STATED TASK: Convert the lines from the one containing "Localize each UI component in this width=1383, height=863" through the one containing "- activity-title: Recent", both included, into a numbered list, and leave out any blank lines.

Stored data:
◇ ◇ ◇ ◇

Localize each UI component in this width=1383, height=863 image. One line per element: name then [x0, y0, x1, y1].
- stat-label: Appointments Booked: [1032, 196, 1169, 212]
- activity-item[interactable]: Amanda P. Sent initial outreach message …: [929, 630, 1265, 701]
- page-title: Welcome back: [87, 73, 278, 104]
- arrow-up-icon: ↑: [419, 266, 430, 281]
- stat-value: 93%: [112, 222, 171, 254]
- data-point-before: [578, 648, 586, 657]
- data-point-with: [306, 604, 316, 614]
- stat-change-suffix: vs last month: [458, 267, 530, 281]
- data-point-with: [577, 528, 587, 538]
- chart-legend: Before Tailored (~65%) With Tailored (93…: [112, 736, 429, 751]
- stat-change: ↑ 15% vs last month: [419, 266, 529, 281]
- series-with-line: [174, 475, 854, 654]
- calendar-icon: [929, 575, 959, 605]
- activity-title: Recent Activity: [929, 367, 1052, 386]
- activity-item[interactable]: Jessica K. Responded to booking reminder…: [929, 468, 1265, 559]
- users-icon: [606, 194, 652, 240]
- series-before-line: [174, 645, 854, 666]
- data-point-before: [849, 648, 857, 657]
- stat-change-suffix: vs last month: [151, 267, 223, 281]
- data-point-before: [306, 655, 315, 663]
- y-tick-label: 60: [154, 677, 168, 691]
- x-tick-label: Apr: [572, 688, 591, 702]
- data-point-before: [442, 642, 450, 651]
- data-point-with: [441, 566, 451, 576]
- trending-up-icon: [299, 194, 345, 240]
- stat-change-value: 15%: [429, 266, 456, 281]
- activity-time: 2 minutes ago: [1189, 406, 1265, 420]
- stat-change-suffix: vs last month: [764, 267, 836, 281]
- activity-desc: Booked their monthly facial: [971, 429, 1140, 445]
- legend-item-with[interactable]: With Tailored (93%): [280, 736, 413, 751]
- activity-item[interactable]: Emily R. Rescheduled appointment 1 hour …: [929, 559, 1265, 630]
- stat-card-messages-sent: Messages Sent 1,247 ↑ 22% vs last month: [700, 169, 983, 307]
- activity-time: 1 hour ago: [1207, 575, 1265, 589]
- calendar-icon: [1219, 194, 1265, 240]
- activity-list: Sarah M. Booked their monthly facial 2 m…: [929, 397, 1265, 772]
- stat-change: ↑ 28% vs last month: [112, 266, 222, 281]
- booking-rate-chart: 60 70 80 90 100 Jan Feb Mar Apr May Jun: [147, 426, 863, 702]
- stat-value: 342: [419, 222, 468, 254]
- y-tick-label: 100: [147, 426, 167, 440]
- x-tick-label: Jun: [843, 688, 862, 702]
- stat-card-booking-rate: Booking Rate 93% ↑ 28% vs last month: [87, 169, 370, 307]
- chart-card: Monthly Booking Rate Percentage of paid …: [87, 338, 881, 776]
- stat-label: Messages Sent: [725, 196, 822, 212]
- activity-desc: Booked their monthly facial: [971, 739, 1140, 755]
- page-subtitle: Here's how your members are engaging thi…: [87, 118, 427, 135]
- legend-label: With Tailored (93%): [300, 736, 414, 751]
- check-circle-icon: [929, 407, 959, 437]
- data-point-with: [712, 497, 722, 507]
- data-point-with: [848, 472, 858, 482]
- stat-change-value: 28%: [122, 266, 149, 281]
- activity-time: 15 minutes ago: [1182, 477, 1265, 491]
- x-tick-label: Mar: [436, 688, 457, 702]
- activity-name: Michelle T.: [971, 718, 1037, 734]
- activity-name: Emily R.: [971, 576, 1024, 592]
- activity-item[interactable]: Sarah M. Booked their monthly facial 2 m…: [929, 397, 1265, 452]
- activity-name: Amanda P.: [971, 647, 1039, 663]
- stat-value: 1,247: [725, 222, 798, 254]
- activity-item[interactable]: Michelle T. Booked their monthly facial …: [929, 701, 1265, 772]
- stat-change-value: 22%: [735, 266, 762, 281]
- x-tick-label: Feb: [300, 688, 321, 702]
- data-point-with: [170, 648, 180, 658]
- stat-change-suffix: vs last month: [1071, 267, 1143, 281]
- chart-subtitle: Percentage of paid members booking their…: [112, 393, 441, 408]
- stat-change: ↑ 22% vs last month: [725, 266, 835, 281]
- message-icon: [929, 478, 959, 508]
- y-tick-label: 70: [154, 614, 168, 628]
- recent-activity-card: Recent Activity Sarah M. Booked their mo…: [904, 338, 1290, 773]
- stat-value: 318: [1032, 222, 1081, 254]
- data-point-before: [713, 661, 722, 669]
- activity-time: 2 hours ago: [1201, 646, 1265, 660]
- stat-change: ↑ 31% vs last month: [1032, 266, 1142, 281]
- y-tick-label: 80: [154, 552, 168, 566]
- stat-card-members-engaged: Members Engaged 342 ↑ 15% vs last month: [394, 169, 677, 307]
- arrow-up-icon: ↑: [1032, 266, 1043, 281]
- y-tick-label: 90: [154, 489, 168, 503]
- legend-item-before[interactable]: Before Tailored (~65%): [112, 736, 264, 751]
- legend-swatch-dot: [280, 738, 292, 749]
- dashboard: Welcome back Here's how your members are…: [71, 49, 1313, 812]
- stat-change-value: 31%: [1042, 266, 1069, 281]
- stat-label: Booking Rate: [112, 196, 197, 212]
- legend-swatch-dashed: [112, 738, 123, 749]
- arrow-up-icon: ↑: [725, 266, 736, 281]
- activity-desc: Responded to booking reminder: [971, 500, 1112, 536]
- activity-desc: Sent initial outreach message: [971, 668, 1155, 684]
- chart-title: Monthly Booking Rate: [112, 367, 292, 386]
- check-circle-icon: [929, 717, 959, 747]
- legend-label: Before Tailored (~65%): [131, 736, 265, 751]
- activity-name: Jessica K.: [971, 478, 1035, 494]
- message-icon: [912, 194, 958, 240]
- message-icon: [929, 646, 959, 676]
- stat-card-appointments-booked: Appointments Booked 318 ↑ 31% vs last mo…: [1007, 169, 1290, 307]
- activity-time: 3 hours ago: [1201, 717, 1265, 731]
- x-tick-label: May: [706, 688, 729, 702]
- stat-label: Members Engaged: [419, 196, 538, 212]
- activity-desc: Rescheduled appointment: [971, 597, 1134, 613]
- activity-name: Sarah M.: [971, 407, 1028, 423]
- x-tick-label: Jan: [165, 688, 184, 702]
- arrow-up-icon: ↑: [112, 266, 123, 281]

◇ ◇ ◇ ◇

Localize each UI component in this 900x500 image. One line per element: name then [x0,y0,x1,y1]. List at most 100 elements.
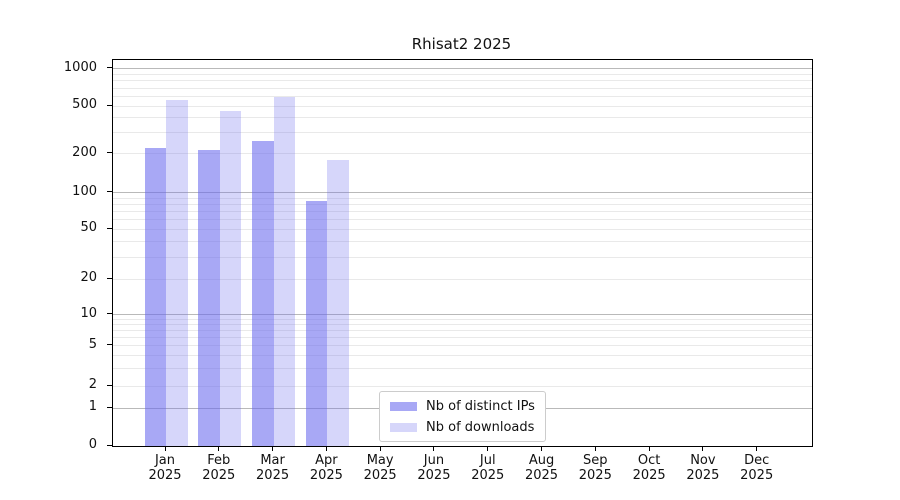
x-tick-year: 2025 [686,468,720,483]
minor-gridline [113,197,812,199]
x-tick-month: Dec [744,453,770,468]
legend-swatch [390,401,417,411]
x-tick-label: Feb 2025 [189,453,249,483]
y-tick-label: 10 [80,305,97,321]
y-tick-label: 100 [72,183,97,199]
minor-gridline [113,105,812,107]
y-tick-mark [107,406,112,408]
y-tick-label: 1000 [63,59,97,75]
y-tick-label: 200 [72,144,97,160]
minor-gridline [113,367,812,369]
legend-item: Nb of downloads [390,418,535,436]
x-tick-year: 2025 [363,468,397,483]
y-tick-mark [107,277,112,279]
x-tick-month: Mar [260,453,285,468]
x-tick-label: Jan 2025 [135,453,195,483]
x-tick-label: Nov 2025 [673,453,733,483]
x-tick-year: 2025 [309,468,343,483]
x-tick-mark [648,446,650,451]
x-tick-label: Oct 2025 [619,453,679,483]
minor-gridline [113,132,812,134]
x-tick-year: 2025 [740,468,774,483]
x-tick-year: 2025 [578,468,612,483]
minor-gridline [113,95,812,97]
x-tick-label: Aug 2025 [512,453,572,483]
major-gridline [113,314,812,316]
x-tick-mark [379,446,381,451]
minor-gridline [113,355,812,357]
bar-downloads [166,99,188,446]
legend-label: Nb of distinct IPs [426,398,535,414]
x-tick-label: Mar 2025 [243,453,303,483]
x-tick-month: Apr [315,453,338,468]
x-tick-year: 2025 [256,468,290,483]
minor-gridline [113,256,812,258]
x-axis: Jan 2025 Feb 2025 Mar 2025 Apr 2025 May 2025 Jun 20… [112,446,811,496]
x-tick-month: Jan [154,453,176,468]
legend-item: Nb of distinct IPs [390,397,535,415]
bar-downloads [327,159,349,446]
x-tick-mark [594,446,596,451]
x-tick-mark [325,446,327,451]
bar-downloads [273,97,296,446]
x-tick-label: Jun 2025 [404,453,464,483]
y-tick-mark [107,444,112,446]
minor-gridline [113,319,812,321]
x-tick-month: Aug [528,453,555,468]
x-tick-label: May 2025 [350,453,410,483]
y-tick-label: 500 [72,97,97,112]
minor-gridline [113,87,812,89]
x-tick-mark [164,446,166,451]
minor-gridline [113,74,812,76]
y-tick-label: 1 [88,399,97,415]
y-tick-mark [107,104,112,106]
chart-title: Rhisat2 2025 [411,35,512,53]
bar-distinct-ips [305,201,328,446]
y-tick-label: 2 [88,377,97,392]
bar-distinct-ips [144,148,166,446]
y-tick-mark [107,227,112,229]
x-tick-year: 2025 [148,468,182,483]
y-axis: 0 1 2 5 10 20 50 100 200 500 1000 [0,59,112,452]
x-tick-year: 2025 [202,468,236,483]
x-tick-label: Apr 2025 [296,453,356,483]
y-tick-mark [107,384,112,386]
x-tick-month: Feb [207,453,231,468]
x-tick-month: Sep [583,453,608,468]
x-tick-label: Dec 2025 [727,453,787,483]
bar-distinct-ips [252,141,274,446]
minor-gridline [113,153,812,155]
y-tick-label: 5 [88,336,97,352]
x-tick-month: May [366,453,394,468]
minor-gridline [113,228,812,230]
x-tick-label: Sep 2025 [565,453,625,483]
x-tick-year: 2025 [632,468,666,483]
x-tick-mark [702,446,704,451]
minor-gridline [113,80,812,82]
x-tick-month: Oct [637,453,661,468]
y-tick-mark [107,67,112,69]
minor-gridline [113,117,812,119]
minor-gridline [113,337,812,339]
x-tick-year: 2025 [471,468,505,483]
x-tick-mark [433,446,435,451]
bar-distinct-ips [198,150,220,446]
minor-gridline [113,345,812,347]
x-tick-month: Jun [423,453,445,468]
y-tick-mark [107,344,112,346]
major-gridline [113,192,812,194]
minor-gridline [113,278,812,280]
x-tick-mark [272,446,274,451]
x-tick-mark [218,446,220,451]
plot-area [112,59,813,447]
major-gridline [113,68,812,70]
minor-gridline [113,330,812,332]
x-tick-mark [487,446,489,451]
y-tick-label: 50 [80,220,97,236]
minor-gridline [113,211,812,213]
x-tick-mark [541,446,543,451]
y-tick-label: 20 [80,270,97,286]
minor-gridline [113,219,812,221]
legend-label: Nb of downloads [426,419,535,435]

◇ ◇ ◇ ◇

TASK RESPONSE:
1. Localize each UI component in this width=1383, height=863 image. One line per element: name then [x0, y0, x1, y1].
2. - stat-label: Appointments Booked: [1032, 196, 1169, 212]
3. - activity-item[interactable]: Amanda P. Sent initial outreach message …: [929, 630, 1265, 701]
4. - page-title: Welcome back: [87, 73, 278, 104]
5. - arrow-up-icon: ↑: [419, 266, 430, 281]
6. - stat-value: 93%: [112, 222, 171, 254]
7. - data-point-before: [578, 648, 586, 657]
8. - data-point-with: [306, 604, 316, 614]
9. - stat-change-suffix: vs last month: [458, 267, 530, 281]
10. - data-point-with: [577, 528, 587, 538]
11. - chart-legend: Before Tailored (~65%) With Tailored (93…: [112, 736, 429, 751]
12. - stat-change: ↑ 15% vs last month: [419, 266, 529, 281]
13. - series-with-line: [174, 475, 854, 654]
14. - calendar-icon: [929, 575, 959, 605]
15. - activity-title: Recent Activity: [929, 367, 1052, 386]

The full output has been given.